● Task description
Read through the entries below and return each line with the word "values".

● Supplied material
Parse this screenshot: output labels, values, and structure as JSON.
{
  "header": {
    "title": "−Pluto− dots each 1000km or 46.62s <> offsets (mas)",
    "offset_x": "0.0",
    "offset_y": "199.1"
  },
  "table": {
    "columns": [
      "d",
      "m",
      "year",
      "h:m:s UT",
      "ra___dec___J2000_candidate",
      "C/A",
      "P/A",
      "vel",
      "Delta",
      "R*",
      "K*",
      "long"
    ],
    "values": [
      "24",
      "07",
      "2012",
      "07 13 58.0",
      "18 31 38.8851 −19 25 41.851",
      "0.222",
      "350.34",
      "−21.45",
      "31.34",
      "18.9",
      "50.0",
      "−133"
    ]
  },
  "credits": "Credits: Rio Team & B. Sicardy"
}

==

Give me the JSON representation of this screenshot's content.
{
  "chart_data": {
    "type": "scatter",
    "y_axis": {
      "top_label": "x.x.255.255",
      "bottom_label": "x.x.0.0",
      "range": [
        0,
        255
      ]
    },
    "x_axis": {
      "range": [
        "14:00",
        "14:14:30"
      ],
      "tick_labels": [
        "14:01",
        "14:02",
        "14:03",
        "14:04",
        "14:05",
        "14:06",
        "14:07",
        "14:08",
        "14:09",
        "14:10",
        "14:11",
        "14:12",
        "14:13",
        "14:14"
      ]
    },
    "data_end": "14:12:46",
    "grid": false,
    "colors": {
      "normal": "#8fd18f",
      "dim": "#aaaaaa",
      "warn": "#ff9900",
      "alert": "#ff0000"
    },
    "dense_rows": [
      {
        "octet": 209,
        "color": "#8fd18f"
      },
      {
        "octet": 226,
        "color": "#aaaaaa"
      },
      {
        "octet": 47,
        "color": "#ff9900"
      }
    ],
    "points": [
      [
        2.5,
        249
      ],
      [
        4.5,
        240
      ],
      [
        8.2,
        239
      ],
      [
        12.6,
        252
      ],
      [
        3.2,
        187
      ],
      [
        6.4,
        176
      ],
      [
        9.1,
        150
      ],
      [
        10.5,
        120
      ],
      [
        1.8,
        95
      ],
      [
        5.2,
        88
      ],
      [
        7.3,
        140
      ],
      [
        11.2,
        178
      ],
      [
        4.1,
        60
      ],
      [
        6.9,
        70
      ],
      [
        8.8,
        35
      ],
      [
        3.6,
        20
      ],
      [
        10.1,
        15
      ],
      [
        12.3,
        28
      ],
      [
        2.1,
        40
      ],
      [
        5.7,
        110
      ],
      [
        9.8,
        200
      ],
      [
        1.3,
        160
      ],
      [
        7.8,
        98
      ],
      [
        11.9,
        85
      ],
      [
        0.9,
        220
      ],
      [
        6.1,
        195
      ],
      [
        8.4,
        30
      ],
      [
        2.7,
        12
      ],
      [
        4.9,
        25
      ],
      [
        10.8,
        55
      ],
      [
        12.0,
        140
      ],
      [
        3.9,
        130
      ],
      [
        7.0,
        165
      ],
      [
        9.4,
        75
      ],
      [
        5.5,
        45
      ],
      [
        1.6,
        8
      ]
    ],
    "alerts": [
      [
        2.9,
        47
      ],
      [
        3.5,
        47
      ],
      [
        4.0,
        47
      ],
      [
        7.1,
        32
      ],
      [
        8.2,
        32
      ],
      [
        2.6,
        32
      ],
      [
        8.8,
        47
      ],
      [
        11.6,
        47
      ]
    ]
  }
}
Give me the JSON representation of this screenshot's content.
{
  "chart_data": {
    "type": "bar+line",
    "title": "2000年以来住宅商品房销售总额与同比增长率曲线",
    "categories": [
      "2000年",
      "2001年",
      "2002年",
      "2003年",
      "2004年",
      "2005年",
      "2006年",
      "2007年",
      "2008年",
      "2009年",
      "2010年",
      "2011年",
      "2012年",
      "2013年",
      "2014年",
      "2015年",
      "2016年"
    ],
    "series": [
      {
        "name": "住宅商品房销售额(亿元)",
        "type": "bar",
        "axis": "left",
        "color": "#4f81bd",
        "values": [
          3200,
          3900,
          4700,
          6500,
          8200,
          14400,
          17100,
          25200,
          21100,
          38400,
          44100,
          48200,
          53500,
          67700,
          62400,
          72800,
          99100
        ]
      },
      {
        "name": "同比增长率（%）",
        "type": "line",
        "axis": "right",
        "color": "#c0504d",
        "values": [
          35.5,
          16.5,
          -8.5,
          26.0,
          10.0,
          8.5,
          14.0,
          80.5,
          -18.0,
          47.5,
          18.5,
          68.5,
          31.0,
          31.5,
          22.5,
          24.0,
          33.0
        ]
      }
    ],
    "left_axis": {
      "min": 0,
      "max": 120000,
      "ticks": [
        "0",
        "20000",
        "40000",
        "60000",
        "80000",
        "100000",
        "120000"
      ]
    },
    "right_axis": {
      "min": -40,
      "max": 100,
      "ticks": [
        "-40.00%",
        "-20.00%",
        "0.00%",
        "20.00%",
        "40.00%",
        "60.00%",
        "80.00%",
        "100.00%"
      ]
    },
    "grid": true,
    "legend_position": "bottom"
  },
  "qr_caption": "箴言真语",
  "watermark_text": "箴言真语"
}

...

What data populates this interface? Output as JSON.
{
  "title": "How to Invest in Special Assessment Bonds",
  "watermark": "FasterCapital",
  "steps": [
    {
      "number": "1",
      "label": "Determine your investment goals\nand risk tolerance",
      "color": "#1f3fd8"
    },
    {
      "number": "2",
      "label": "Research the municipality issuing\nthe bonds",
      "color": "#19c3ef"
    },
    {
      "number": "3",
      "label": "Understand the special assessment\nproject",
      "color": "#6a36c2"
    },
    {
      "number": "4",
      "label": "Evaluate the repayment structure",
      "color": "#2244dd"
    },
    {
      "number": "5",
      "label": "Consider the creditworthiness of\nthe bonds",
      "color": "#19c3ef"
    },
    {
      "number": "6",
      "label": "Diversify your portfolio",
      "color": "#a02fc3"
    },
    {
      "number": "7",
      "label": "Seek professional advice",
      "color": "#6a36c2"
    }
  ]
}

● Task solution
Parse this screenshot: output labels, values, and structure as JSON.
    "values": [
        "values": [
        "values": [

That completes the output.